- **WRITTEN INSTRUCTION**
Make an exact copy of the data below, leaving out every picture.

(Extracted data entries)
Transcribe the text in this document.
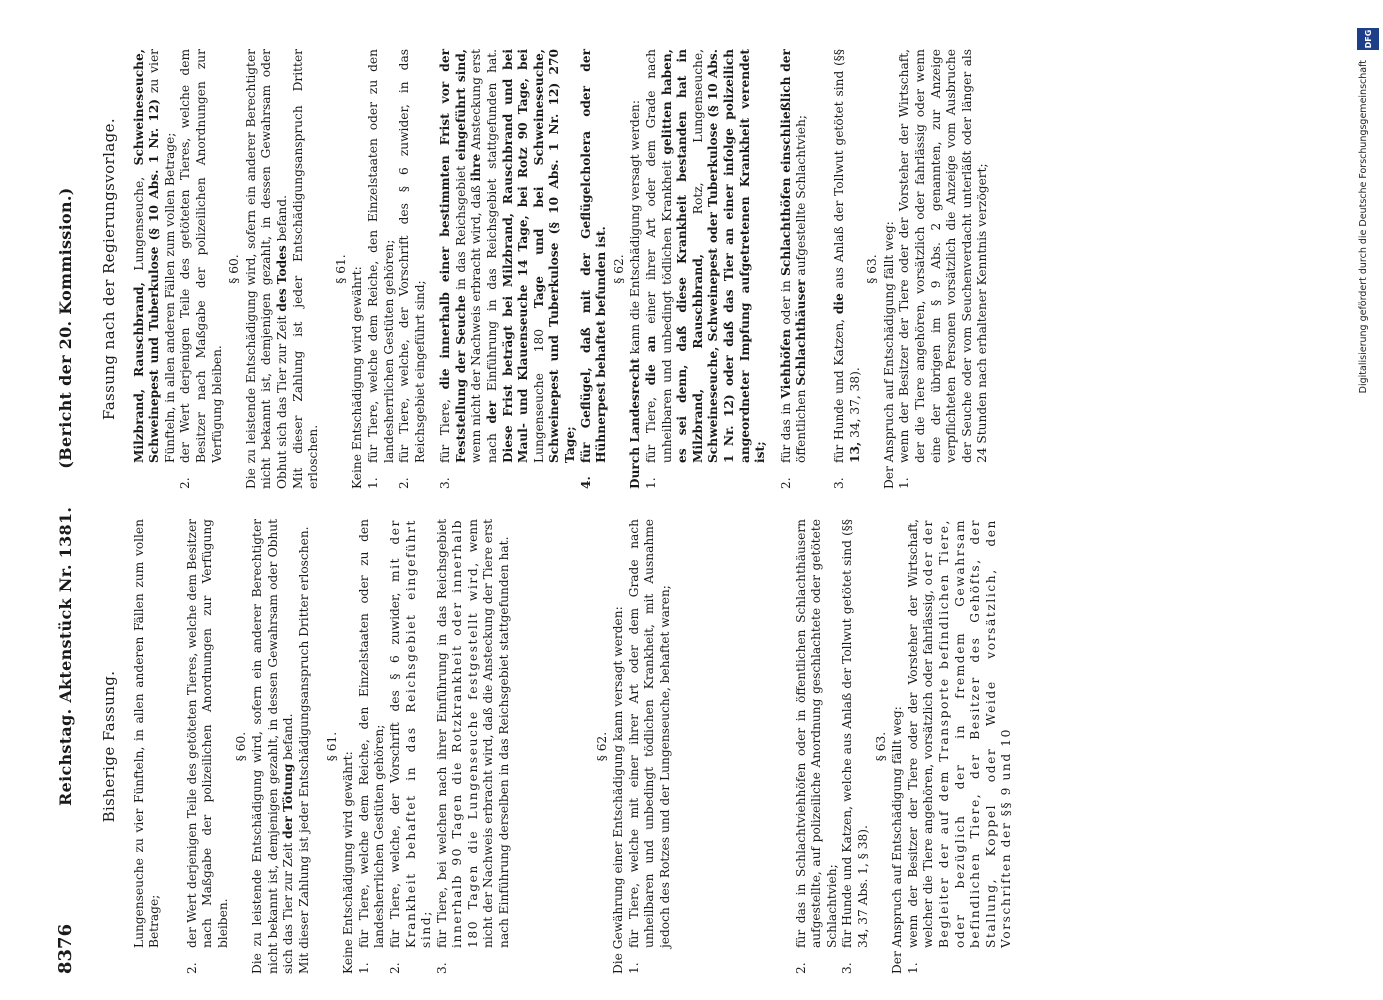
8376
Reichstag. Aktenstück Nr. 1381.
(Bericht der 20. Kommission.)
Bisherige Fassung. Lungenseuche zu vier Fünfteln, in allen anderen Fällen zum vollen Betrage;

2.
der Wert derjenigen Teile des getöteten Tieres, welche dem Besitzer nach Maßgabe der polizeilichen Anordnungen zur Verfügung bleiben.
§ 60. Die zu leistende Entschädigung wird, sofern ein anderer Berechtigter nicht bekannt ist, demjenigen gezahlt, in dessen Gewahrsam oder Obhut sich das Tier zur Zeit der Tötung befand. Mit dieser Zahlung ist jeder Entschädigungsanspruch Dritter erloschen. § 61.

Keine Entschädigung wird gewährt: 1.
für Tiere, welche dem Reiche, den Einzelstaaten oder zu den landesherrlichen Gestüten gehören;
2.
für Tiere, welche, der Vorschrift des § 6 zuwider, mit der Krankheit behaftet in das Reichsgebiet eingeführt sind;
3.
für Tiere, bei welchen nach ihrer Einführung in das Reichsgebiet innerhalb 90 Tagen die Rotzkrankheit oder innerhalb 180 Tagen die Lungenseuche festgestellt wird, wenn nicht der Nachweis erbracht wird, daß die Ansteckung der Tiere erst nach Einführung derselben in das Reichsgebiet stattgefunden hat.	§ 62. Die Gewährung einer Entschädigung kann versagt werden: 1.
für Tiere, welche mit einer ihrer Art oder dem Grade nach unheilbaren und unbedingt tödlichen Krankheit, mit Ausnahme jedoch des Rotzes und der Lungenseuche, behaftet waren;
2.
für das in Schlachtviehhöfen oder in öffentlichen Schlachthäusern aufgestellte, auf polizeiliche Anordnung geschlachtete oder getötete Schlachtvieh;
3.
für Hunde und Katzen, welche aus Anlaß der Tollwut getötet sind (§§ 34, 37 Abs. 1, § 38).
§ 63. Der Anspruch auf Entschädigung fällt weg: 1.
wenn der Besitzer der Tiere oder der Vorsteher der Wirtschaft, welcher die Tiere angehören, vorsätzlich oder fahrlässig, oder der Begleiter der auf dem Transporte befindlichen Tiere, oder bezüglich der in fremdem Gewahrsam befindlichen Tiere, der Besitzer des Gehöfts, der Stallung, Koppel oder Weide vorsätzlich, den Vorschriften der §§ 9 und 10
Fassung nach der Regierungsvorlage. Milzbrand, Rauschbrand, Lungenseuche, Schweineseuche, Schweinepest und Tuberkulose (§ 10 Abs. 1 Nr. 12) zu vier Fünfteln, in allen anderen Fällen zum vollen Betrage;

2.
der Wert derjenigen Teile des getöteten Tieres, welche dem Besitzer nach Maßgabe der polizeilichen Anordnungen zur Verfügung bleiben.
§ 60. Die zu leistende Entschädigung wird, sofern ein anderer Berechtigter nicht bekannt ist, demjenigen gezahlt, in dessen Gewahrsam oder Obhut sich das Tier zur Zeit des Todes befand. Mit dieser Zahlung ist jeder Entschädigungsanspruch Dritter erloschen.

§ 61. Keine Entschädigung wird gewährt: 1.
für Tiere, welche dem Reiche, den Einzelstaaten oder zu den landesherrlichen Gestüten gehören;
2.
für Tiere, welche, der Vorschrift des § 6 zuwider, in das Reichsgebiet eingeführt sind;
3.
für Tiere, die innerhalb einer bestimmten Frist vor der Feststellung der Seuche in das Reichsgebiet eingeführt sind, wenn nicht der Nachweis erbracht wird, daß ihre Ansteckung erst nach der Einführung in das Reichsgebiet stattgefunden hat. Diese Frist beträgt bei Milzbrand, Rauschbrand und bei Maul- und Klauenseuche 14 Tage, bei Rotz 90 Tage, bei Lungenseuche 180 Tage und bei Schweineseuche, Schweinepest und Tuberkulose (§ 10 Abs. 1 Nr. 12) 270 Tage;
4.
für Geflügel, daß mit der Geflügelcholera oder der Hühnerpest behaftet befunden ist. § 62.

Durch Landesrecht kann die Entschädigung versagt werden:

1.
für Tiere, die an einer ihrer Art oder dem Grade nach unheilbaren und unbedingt tödlichen Krankheit gelitten haben, es sei denn, daß diese Krankheit bestanden hat in Milzbrand, Rauschbrand, Rotz, Lungenseuche, Schweineseuche, Schweinepest oder Tuberkulose (§ 10 Abs. 1 Nr. 12) oder daß das Tier an einer infolge polizeilich angeordneter Impfung aufgetretenen Krankheit verendet ist;
2.
für das in Viehhöfen oder in Schlachthöfen einschließlich der öffentlichen Schlachthäuser aufgestellte Schlachtvieh;
3.
für Hunde und Katzen, die aus Anlaß der Tollwut getötet sind (§§ 13, 34, 37, 38).
§ 63. Der Anspruch auf Entschädigung fällt weg: 1.
wenn der Besitzer der Tiere oder der Vorsteher der Wirtschaft, der die Tiere angehören, vorsätzlich oder fahrlässig oder wenn eine der übrigen im § 9 Abs. 2 genannten, zur Anzeige verpflichteten Personen vorsätzlich die Anzeige vom Ausbruche der Seuche oder vom Seuchenverdacht unterläßt oder länger als 24 Stunden nach erhaltener Kenntnis verzögert;
DFG
Digitalisierung gefördert durch die Deutsche Forschungsgemeinschaft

- **FINAL RESULT**
Transcribe the text in this document.
8376
Reichstag. Aktenstück Nr. 1381.
(Bericht der 20. Kommission.)
Bisherige Fassung. Lungenseuche zu vier Fünfteln, in allen anderen Fällen zum vollen Betrage;

2.
der Wert derjenigen Teile des getöteten Tieres, welche dem Besitzer nach Maßgabe der polizeilichen Anordnungen zur Verfügung bleiben.
§ 60. Die zu leistende Entschädigung wird, sofern ein anderer Berechtigter nicht bekannt ist, demjenigen gezahlt, in dessen Gewahrsam oder Obhut sich das Tier zur Zeit der Tötung befand. Mit dieser Zahlung ist jeder Entschädigungsanspruch Dritter erloschen. § 61.

Keine Entschädigung wird gewährt: 1.
für Tiere, welche dem Reiche, den Einzelstaaten oder zu den landesherrlichen Gestüten gehören;
2.
für Tiere, welche, der Vorschrift des § 6 zuwider, mit der Krankheit behaftet in das Reichsgebiet eingeführt sind;
3.
für Tiere, bei welchen nach ihrer Einführung in das Reichsgebiet innerhalb 90 Tagen die Rotzkrankheit oder innerhalb 180 Tagen die Lungenseuche festgestellt wird, wenn nicht der Nachweis erbracht wird, daß die Ansteckung der Tiere erst nach Einführung derselben in das Reichsgebiet stattgefunden hat.	§ 62. Die Gewährung einer Entschädigung kann versagt werden: 1.
für Tiere, welche mit einer ihrer Art oder dem Grade nach unheilbaren und unbedingt tödlichen Krankheit, mit Ausnahme jedoch des Rotzes und der Lungenseuche, behaftet waren;
2.
für das in Schlachtviehhöfen oder in öffentlichen Schlachthäusern aufgestellte, auf polizeiliche Anordnung geschlachtete oder getötete Schlachtvieh;
3.
für Hunde und Katzen, welche aus Anlaß der Tollwut getötet sind (§§ 34, 37 Abs. 1, § 38).
§ 63. Der Anspruch auf Entschädigung fällt weg: 1.
wenn der Besitzer der Tiere oder der Vorsteher der Wirtschaft, welcher die Tiere angehören, vorsätzlich oder fahrlässig, oder der Begleiter der auf dem Transporte befindlichen Tiere, oder bezüglich der in fremdem Gewahrsam befindlichen Tiere, der Besitzer des Gehöfts, der Stallung, Koppel oder Weide vorsätzlich, den Vorschriften der §§ 9 und 10
Fassung nach der Regierungsvorlage. Milzbrand, Rauschbrand, Lungenseuche, Schweineseuche, Schweinepest und Tuberkulose (§ 10 Abs. 1 Nr. 12) zu vier Fünfteln, in allen anderen Fällen zum vollen Betrage;

2.
der Wert derjenigen Teile des getöteten Tieres, welche dem Besitzer nach Maßgabe der polizeilichen Anordnungen zur Verfügung bleiben.
§ 60. Die zu leistende Entschädigung wird, sofern ein anderer Berechtigter nicht bekannt ist, demjenigen gezahlt, in dessen Gewahrsam oder Obhut sich das Tier zur Zeit des Todes befand. Mit dieser Zahlung ist jeder Entschädigungsanspruch Dritter erloschen.

§ 61. Keine Entschädigung wird gewährt: 1.
für Tiere, welche dem Reiche, den Einzelstaaten oder zu den landesherrlichen Gestüten gehören;
2.
für Tiere, welche, der Vorschrift des § 6 zuwider, in das Reichsgebiet eingeführt sind;
3.
für Tiere, die innerhalb einer bestimmten Frist vor der Feststellung der Seuche in das Reichsgebiet eingeführt sind, wenn nicht der Nachweis erbracht wird, daß ihre Ansteckung erst nach der Einführung in das Reichsgebiet stattgefunden hat. Diese Frist beträgt bei Milzbrand, Rauschbrand und bei Maul- und Klauenseuche 14 Tage, bei Rotz 90 Tage, bei Lungenseuche 180 Tage und bei Schweineseuche, Schweinepest und Tuberkulose (§ 10 Abs. 1 Nr. 12) 270 Tage;
4.
für Geflügel, daß mit der Geflügelcholera oder der Hühnerpest behaftet befunden ist. § 62.

Durch Landesrecht kann die Entschädigung versagt werden:

1.
für Tiere, die an einer ihrer Art oder dem Grade nach unheilbaren und unbedingt tödlichen Krankheit gelitten haben, es sei denn, daß diese Krankheit bestanden hat in Milzbrand, Rauschbrand, Rotz, Lungenseuche, Schweineseuche, Schweinepest oder Tuberkulose (§ 10 Abs. 1 Nr. 12) oder daß das Tier an einer infolge polizeilich angeordneter Impfung aufgetretenen Krankheit verendet ist;
2.
für das in Viehhöfen oder in Schlachthöfen einschließlich der öffentlichen Schlachthäuser aufgestellte Schlachtvieh;
3.
für Hunde und Katzen, die aus Anlaß der Tollwut getötet sind (§§ 13, 34, 37, 38).
§ 63. Der Anspruch auf Entschädigung fällt weg: 1.
wenn der Besitzer der Tiere oder der Vorsteher der Wirtschaft, der die Tiere angehören, vorsätzlich oder fahrlässig oder wenn eine der übrigen im § 9 Abs. 2 genannten, zur Anzeige verpflichteten Personen vorsätzlich die Anzeige vom Ausbruche der Seuche oder vom Seuchenverdacht unterläßt oder länger als 24 Stunden nach erhaltener Kenntnis verzögert;
DFG
Digitalisierung gefördert durch die Deutsche Forschungsgemeinschaft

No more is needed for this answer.